● Stated task: What is the number of lines containing the word "photo"? Give that number alone.

** Start Given information **

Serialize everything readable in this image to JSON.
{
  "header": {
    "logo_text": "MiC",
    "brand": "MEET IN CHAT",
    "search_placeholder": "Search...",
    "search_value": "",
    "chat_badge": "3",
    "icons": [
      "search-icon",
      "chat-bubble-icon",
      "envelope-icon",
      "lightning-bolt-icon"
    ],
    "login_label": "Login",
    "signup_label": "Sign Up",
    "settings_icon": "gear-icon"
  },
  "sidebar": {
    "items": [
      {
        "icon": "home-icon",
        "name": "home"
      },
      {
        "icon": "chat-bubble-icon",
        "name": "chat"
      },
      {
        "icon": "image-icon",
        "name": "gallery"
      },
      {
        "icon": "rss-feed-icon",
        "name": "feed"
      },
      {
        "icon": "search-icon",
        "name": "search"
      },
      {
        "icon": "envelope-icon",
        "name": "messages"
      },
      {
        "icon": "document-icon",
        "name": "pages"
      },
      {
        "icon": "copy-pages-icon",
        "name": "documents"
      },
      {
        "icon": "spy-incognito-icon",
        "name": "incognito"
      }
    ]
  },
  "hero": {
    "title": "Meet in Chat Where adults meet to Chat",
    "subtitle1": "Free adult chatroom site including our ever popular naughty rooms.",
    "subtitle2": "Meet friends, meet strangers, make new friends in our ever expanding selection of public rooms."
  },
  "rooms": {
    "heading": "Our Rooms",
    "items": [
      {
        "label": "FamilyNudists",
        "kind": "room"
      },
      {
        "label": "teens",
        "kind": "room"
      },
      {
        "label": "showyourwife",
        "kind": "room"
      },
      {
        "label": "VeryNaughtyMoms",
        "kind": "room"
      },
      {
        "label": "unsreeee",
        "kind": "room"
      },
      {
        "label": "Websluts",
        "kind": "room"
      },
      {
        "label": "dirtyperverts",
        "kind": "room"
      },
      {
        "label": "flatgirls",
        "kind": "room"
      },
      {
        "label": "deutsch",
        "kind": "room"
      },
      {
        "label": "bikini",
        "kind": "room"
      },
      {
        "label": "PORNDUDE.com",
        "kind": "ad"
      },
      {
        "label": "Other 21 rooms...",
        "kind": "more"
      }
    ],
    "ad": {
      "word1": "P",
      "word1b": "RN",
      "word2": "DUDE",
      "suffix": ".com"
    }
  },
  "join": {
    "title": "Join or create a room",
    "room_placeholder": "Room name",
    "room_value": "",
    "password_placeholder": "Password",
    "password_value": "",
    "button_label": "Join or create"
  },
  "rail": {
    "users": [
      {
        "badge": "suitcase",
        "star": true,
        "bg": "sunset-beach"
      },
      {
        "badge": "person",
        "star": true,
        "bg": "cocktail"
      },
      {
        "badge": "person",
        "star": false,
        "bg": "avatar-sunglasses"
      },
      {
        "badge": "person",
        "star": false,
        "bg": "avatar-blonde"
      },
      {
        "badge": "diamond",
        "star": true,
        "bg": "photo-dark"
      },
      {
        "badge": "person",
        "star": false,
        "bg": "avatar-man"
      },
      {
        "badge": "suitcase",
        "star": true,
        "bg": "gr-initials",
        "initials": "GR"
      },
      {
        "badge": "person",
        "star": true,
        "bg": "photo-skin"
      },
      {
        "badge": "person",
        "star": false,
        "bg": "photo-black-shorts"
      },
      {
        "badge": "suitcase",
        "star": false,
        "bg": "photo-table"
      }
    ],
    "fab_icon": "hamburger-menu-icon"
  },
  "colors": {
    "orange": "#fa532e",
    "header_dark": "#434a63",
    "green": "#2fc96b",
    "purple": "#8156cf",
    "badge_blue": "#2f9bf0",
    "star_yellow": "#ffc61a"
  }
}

** End Given information **

● Final result: 4